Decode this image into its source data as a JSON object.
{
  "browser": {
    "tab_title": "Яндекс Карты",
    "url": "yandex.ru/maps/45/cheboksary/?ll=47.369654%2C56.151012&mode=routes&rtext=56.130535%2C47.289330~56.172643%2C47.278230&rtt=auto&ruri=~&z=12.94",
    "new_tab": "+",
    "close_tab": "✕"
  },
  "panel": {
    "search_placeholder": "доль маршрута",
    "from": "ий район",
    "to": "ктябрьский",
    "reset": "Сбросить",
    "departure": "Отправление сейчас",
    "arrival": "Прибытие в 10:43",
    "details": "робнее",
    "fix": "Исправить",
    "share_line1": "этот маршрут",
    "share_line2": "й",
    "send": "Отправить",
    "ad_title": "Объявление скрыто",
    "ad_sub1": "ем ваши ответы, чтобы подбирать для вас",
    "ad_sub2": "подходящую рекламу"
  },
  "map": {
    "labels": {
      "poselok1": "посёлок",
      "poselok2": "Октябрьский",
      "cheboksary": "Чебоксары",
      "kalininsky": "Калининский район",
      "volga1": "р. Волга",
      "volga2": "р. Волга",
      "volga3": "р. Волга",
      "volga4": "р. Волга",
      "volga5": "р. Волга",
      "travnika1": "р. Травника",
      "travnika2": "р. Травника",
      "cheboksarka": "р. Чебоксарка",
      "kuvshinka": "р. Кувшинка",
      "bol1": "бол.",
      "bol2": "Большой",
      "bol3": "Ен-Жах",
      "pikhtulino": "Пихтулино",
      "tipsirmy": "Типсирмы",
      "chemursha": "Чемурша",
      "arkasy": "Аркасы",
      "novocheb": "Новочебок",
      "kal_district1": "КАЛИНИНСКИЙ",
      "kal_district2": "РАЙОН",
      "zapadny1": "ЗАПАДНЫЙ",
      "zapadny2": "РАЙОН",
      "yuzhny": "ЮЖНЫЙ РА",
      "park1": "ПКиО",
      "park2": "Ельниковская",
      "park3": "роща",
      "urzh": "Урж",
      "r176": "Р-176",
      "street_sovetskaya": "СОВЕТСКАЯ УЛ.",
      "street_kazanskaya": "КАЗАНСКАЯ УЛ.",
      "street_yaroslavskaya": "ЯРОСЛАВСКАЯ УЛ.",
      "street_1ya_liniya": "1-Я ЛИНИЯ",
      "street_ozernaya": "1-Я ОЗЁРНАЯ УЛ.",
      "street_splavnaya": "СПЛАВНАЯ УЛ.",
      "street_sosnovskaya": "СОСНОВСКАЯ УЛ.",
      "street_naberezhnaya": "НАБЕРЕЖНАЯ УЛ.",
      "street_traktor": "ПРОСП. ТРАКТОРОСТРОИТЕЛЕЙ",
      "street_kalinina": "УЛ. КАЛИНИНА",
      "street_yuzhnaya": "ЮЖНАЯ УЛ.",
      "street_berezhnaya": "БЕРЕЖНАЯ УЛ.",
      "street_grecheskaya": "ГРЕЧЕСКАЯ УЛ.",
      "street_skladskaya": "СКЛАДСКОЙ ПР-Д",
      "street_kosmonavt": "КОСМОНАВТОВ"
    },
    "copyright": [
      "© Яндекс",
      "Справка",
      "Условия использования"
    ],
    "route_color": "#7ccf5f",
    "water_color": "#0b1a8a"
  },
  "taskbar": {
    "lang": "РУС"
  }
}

== TASK BRIEF ==
Please reproduce each line exactly as written.

== RESULT OF THE EXERCISE ==
Decode this image into its source data as a JSON object.
{
  "browser": {
    "tab_title": "Яндекс Карты",
    "url": "yandex.ru/maps/45/cheboksary/?ll=47.369654%2C56.151012&mode=routes&rtext=56.130535%2C47.289330~56.172643%2C47.278230&rtt=auto&ruri=~&z=12.94",
    "new_tab": "+",
    "close_tab": "✕"
  },
  "panel": {
    "search_placeholder": "доль маршрута",
    "from": "ий район",
    "to": "ктябрьский",
    "reset": "Сбросить",
    "departure": "Отправление сейчас",
    "arrival": "Прибытие в 10:43",
    "details": "робнее",
    "fix": "Исправить",
    "share_line1": "этот маршрут",
    "share_line2": "й",
    "send": "Отправить",
    "ad_title": "Объявление скрыто",
    "ad_sub1": "ем ваши ответы, чтобы подбирать для вас",
    "ad_sub2": "подходящую рекламу"
  },
  "map": {
    "labels": {
      "poselok1": "посёлок",
      "poselok2": "Октябрьский",
      "cheboksary": "Чебоксары",
      "kalininsky": "Калининский район",
      "volga1": "р. Волга",
      "volga2": "р. Волга",
      "volga3": "р. Волга",
      "volga4": "р. Волга",
      "volga5": "р. Волга",
      "travnika1": "р. Травника",
      "travnika2": "р. Травника",
      "cheboksarka": "р. Чебоксарка",
      "kuvshinka": "р. Кувшинка",
      "bol1": "бол.",
      "bol2": "Большой",
      "bol3": "Ен-Жах",
      "pikhtulino": "Пихтулино",
      "tipsirmy": "Типсирмы",
      "chemursha": "Чемурша",
      "arkasy": "Аркасы",
      "novocheb": "Новочебок",
      "kal_district1": "КАЛИНИНСКИЙ",
      "kal_district2": "РАЙОН",
      "zapadny1": "ЗАПАДНЫЙ",
      "zapadny2": "РАЙОН",
      "yuzhny": "ЮЖНЫЙ РА",
      "park1": "ПКиО",
      "park2": "Ельниковская",
      "park3": "роща",
      "urzh": "Урж",
      "r176": "Р-176",
      "street_sovetskaya": "СОВЕТСКАЯ УЛ.",
      "street_kazanskaya": "КАЗАНСКАЯ УЛ.",
      "street_yaroslavskaya": "ЯРОСЛАВСКАЯ УЛ.",
      "street_1ya_liniya": "1-Я ЛИНИЯ",
      "street_ozernaya": "1-Я ОЗЁРНАЯ УЛ.",
      "street_splavnaya": "СПЛАВНАЯ УЛ.",
      "street_sosnovskaya": "СОСНОВСКАЯ УЛ.",
      "street_naberezhnaya": "НАБЕРЕЖНАЯ УЛ.",
      "street_traktor": "ПРОСП. ТРАКТОРОСТРОИТЕЛЕЙ",
      "street_kalinina": "УЛ. КАЛИНИНА",
      "street_yuzhnaya": "ЮЖНАЯ УЛ.",
      "street_berezhnaya": "БЕРЕЖНАЯ УЛ.",
      "street_grecheskaya": "ГРЕЧЕСКАЯ УЛ.",
      "street_skladskaya": "СКЛАДСКОЙ ПР-Д",
      "street_kosmonavt": "КОСМОНАВТОВ"
    },
    "copyright": [
      "© Яндекс",
      "Справка",
      "Условия использования"
    ],
    "route_color": "#7ccf5f",
    "water_color": "#0b1a8a"
  },
  "taskbar": {
    "lang": "РУС"
  }
}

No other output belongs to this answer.